Recorded data
⁂

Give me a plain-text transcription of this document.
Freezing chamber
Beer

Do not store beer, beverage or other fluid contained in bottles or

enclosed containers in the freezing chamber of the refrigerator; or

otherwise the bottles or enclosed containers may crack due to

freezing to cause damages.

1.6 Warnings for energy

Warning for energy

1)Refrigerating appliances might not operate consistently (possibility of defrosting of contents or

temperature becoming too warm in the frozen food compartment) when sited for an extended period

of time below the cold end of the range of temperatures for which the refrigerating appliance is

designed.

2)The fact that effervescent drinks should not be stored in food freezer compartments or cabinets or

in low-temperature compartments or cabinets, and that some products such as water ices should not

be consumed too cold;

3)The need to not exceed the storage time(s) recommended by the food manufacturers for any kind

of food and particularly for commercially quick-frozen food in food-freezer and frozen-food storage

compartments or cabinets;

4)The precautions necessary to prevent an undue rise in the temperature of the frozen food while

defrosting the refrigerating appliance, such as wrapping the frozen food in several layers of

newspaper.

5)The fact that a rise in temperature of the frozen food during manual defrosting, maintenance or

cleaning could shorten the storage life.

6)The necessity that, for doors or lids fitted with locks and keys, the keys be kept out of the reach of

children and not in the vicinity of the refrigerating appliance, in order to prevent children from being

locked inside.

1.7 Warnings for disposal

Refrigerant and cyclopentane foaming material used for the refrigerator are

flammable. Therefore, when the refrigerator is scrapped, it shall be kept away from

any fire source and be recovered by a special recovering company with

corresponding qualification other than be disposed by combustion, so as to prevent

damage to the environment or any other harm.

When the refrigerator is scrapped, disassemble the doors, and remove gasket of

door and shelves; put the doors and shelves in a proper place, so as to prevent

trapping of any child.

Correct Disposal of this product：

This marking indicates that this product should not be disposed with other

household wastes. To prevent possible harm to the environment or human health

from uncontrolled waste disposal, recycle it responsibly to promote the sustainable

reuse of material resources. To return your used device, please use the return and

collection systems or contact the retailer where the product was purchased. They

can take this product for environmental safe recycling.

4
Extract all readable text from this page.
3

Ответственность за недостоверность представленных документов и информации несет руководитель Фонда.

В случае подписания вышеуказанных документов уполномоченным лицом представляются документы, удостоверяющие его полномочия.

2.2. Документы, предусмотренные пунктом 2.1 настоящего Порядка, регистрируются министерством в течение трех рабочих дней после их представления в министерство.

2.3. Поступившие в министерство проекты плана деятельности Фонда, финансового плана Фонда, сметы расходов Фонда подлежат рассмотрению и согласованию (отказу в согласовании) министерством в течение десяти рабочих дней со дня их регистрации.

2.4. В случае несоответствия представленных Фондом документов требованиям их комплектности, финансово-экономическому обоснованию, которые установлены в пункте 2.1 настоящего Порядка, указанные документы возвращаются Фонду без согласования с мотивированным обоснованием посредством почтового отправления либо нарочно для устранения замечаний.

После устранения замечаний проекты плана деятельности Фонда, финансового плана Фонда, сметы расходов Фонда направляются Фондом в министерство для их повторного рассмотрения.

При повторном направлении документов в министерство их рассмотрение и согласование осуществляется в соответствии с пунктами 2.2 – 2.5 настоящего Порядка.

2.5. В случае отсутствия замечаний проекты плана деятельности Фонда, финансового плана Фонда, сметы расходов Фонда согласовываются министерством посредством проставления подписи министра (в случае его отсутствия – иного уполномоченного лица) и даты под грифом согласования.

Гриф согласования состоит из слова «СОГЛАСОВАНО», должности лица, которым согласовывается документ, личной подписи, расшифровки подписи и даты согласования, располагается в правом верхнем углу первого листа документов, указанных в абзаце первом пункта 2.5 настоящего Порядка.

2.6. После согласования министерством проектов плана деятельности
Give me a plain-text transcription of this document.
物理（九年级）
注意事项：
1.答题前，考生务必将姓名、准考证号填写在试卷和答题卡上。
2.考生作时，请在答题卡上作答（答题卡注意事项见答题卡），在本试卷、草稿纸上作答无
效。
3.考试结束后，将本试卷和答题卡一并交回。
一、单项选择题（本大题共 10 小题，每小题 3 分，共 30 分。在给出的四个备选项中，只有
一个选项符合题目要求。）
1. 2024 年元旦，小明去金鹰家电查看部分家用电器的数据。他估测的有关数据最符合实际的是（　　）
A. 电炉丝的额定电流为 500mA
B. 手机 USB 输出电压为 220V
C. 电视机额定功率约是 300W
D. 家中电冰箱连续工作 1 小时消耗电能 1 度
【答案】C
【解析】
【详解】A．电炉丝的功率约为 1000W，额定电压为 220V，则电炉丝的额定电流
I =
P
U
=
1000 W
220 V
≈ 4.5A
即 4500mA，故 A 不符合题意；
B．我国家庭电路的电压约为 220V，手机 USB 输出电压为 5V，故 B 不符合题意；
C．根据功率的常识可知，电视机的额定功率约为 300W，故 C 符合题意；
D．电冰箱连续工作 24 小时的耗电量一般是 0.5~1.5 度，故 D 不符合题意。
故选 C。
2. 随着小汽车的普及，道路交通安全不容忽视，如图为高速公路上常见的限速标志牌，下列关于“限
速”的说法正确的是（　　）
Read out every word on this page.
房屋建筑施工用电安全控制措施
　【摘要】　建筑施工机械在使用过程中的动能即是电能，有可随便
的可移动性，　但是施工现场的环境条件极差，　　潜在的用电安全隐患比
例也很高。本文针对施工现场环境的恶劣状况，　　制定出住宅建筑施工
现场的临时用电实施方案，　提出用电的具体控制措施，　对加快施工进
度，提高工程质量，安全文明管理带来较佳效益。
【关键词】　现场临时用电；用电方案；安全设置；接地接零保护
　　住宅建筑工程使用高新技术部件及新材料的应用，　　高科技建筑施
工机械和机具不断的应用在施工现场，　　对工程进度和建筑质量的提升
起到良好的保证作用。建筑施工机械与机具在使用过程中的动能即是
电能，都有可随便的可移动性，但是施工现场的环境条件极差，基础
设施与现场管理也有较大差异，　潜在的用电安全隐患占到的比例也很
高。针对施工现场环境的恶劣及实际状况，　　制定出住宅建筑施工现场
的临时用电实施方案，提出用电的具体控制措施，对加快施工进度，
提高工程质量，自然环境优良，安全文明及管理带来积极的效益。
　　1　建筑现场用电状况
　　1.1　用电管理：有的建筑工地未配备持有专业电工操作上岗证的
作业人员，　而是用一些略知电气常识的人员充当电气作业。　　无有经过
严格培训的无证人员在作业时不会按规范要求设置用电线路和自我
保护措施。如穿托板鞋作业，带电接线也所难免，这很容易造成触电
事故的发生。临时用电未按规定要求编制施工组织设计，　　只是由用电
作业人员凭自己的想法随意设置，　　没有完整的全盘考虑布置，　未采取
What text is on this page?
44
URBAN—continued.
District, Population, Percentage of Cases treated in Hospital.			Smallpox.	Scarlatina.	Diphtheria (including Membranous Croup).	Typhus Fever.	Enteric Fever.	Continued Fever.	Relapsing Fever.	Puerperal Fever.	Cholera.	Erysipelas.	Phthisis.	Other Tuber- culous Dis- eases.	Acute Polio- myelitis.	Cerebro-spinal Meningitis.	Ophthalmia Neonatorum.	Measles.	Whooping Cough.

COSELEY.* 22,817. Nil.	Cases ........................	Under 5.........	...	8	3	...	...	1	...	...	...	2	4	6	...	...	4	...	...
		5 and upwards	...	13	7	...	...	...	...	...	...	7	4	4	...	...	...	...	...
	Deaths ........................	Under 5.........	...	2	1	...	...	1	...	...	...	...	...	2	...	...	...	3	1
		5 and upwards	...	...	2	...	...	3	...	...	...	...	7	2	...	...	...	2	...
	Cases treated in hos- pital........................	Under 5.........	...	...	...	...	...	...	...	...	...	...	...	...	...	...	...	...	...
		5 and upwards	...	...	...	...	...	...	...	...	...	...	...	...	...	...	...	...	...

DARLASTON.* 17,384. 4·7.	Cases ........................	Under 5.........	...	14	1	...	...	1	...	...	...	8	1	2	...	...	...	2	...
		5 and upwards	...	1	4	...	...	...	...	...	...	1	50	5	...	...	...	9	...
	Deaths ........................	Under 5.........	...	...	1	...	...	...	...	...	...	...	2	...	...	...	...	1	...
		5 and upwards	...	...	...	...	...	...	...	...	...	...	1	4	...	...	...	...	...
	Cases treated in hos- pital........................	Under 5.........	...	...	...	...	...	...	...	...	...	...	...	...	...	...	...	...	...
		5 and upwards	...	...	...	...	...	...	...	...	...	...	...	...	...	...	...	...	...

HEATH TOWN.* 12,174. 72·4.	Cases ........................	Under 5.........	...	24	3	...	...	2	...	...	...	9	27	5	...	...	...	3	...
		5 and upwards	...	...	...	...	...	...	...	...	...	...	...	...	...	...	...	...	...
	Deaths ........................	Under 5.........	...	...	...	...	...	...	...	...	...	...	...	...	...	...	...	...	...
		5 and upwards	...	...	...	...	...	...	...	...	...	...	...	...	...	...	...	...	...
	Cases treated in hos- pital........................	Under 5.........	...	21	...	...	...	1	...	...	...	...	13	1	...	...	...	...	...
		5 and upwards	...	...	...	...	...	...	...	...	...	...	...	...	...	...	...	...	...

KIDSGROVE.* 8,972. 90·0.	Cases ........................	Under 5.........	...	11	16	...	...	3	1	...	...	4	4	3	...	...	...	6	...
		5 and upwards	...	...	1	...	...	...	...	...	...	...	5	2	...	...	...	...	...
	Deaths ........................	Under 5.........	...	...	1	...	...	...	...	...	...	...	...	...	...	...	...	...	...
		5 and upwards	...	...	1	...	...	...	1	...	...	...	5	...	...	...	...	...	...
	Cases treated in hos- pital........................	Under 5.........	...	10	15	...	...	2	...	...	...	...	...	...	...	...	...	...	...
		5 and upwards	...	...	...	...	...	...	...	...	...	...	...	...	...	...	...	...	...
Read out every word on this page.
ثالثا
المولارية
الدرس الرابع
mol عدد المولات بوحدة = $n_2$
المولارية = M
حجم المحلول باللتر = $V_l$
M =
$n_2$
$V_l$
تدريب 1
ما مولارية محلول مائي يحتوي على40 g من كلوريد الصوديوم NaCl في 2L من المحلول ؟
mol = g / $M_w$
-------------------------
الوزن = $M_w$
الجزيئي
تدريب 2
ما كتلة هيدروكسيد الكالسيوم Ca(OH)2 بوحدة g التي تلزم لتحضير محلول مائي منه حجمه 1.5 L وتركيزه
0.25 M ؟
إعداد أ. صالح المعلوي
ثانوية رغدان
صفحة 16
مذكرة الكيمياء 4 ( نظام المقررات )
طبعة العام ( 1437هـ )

⁂

GIVEN REQUEST | Extract, from the material above, each line holding the word "energy".

RESULT |
1.6 Warnings for energy
Warning for energy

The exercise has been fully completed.